*The exercise*
Copy out each line featuring the string "point" from the entries beneath.

----- Data supplied -----

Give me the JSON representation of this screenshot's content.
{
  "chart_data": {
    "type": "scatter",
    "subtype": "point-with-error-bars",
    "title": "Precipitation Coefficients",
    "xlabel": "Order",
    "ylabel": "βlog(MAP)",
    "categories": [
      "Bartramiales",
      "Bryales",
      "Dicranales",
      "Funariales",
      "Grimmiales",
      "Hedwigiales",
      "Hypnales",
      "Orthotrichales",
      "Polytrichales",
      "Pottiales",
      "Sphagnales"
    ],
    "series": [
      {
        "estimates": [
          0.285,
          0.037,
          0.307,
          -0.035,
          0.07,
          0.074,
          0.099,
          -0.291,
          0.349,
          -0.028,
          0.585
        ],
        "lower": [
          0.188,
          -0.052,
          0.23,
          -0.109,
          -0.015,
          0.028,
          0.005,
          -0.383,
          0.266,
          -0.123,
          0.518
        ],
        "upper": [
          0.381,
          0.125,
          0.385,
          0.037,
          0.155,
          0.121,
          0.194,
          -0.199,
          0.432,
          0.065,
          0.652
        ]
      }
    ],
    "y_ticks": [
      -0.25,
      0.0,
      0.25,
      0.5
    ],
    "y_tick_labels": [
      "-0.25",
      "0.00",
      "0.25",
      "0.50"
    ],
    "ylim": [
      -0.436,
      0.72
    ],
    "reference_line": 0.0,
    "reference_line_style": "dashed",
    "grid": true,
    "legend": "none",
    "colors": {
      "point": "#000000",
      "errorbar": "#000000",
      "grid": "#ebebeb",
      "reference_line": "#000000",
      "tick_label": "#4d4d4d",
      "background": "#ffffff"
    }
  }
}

-----
----- Data supplied -----

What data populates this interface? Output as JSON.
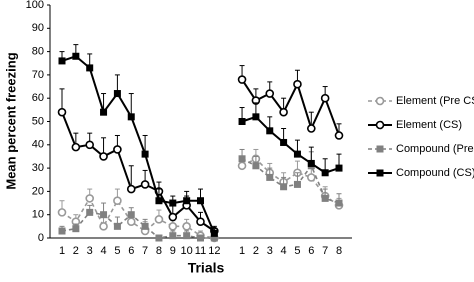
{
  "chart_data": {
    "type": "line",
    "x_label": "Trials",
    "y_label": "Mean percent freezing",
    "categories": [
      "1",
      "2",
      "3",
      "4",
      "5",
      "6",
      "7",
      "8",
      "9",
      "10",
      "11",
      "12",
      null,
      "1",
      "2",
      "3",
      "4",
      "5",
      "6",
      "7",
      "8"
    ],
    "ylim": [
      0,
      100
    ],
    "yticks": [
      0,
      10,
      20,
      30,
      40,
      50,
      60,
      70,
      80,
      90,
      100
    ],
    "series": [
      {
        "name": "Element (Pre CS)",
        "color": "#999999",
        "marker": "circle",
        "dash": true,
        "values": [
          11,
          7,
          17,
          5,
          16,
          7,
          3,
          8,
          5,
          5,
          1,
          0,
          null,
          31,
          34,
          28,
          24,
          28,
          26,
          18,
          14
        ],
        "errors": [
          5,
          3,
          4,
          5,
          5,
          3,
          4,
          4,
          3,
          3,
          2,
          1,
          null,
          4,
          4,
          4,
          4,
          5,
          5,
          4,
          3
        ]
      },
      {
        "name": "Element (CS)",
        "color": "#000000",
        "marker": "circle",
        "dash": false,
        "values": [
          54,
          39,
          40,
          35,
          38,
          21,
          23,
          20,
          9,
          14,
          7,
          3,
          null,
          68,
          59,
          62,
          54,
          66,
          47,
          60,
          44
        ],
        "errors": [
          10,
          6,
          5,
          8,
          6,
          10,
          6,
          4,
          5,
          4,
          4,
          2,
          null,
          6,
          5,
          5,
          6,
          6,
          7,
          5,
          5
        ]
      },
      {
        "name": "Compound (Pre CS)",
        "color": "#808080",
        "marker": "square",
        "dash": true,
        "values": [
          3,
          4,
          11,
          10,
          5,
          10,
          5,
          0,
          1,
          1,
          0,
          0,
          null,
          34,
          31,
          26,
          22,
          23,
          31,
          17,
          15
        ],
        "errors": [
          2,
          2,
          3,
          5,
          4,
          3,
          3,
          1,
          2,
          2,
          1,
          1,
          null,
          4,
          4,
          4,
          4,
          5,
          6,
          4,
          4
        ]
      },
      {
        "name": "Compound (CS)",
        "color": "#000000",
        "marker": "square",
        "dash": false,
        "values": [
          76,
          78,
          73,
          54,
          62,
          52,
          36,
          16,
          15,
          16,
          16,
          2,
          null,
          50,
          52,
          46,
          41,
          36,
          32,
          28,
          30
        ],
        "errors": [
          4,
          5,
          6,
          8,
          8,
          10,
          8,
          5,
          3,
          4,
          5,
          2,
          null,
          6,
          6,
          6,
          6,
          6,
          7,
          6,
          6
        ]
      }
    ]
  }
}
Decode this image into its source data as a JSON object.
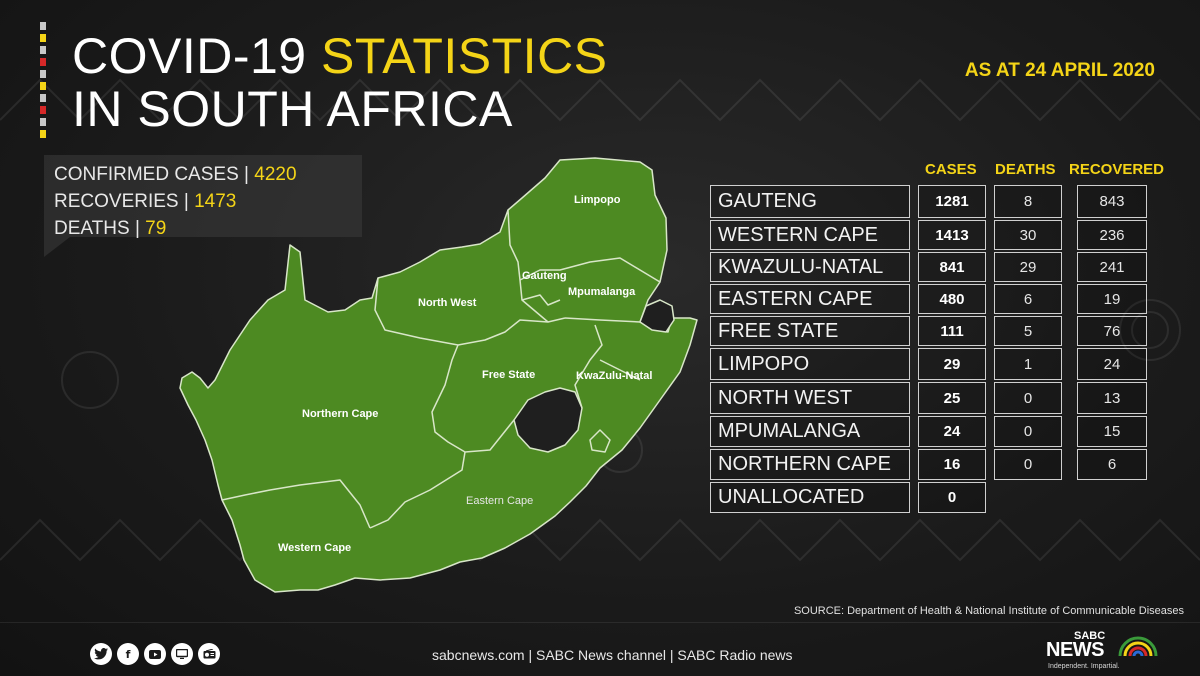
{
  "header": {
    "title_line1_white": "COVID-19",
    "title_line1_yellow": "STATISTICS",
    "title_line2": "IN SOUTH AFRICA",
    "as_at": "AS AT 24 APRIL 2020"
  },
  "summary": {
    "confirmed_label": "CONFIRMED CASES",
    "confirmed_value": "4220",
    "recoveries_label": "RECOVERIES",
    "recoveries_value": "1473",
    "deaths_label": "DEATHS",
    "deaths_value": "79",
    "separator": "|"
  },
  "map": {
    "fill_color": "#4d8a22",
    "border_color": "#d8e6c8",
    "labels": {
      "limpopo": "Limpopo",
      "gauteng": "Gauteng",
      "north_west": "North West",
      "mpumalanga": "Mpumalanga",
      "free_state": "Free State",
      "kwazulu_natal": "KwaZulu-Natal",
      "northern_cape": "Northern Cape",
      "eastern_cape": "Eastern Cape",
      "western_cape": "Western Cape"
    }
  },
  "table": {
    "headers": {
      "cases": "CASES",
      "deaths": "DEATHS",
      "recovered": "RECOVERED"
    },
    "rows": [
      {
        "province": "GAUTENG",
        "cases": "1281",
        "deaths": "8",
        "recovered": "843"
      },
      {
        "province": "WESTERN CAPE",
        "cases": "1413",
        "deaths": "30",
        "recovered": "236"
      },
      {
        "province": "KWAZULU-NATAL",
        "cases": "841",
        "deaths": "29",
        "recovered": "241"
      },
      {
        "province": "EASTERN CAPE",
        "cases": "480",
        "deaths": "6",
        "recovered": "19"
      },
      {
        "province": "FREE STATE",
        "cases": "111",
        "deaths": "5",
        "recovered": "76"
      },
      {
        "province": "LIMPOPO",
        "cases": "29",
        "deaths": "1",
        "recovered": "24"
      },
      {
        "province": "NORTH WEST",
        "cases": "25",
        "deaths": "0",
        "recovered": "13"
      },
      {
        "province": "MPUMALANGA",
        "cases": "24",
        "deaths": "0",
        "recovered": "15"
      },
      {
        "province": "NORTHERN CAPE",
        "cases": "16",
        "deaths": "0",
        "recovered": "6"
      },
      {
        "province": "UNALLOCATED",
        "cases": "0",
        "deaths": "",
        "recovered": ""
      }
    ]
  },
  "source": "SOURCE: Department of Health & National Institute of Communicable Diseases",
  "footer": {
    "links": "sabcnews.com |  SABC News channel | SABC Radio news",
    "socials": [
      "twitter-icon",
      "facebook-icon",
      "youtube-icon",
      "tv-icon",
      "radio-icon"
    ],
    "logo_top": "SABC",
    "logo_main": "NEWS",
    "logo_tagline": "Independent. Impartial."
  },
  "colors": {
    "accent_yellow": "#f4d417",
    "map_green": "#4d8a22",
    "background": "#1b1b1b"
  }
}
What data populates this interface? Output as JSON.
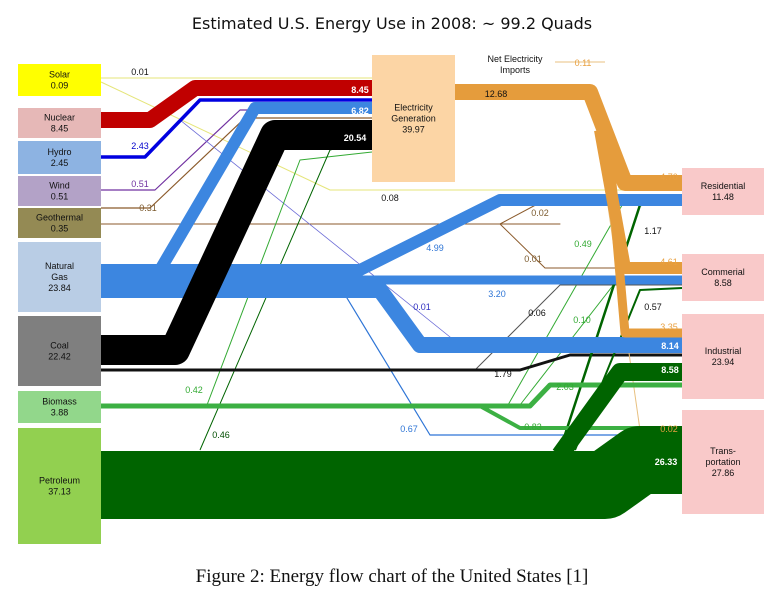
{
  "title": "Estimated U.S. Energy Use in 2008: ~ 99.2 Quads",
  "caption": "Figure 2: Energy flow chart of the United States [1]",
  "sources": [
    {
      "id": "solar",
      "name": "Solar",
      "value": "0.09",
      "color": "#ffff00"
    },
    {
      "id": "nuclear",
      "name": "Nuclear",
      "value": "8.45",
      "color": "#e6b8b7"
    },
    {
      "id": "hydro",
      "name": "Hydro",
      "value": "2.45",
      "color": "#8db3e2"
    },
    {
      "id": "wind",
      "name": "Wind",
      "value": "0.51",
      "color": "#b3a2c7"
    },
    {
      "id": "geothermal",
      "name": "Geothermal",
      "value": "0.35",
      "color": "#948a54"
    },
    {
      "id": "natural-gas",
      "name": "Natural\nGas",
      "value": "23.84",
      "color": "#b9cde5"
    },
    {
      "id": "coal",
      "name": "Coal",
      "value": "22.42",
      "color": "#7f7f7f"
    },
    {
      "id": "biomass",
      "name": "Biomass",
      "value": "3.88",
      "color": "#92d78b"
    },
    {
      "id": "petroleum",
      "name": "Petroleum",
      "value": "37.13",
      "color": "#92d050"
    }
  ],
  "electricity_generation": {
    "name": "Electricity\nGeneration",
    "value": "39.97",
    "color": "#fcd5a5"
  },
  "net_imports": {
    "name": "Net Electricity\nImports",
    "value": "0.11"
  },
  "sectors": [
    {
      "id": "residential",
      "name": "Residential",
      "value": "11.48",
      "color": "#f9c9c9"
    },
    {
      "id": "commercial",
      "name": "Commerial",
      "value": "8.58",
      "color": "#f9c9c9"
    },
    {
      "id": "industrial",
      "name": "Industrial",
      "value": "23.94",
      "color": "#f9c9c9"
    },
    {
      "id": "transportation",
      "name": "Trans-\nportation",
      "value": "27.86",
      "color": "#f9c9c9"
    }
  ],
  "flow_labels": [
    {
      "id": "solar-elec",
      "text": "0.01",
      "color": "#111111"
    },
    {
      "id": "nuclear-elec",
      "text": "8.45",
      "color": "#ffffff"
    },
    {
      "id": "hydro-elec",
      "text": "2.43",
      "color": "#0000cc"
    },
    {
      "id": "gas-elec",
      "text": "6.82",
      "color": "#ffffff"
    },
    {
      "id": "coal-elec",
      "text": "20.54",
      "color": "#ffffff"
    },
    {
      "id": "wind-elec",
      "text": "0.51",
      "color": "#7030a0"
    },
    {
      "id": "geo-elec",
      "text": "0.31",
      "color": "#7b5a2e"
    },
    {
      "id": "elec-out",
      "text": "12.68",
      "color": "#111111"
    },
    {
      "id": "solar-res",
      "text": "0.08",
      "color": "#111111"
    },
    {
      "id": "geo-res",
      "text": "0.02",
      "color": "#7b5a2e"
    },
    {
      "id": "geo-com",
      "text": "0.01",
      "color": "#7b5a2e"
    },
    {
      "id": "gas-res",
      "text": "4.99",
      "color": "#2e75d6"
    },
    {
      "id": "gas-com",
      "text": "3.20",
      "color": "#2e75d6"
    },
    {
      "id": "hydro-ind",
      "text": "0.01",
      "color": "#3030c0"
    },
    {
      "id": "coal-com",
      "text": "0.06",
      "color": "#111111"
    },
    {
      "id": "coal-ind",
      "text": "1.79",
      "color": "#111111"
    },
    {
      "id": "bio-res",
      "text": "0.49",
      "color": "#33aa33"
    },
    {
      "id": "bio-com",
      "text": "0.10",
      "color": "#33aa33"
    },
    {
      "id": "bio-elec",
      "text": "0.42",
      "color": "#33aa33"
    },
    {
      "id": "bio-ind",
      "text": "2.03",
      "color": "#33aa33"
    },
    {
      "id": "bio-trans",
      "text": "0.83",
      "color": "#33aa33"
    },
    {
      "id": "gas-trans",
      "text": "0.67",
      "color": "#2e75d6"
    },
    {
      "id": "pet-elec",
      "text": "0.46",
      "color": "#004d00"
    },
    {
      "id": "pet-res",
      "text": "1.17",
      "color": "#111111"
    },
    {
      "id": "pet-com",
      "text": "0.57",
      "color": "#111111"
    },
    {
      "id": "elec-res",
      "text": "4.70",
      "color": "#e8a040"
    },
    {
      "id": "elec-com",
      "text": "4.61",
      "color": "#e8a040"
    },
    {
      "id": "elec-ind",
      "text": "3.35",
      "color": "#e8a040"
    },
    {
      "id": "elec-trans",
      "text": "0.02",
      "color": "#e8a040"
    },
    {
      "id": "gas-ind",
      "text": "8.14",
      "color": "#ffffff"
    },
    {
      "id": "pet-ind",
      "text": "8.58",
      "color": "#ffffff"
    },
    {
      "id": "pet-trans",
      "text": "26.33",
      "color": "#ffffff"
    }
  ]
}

-----

*Final result*
    "subtype": "point-with-error-bars",
      "point": "#000000",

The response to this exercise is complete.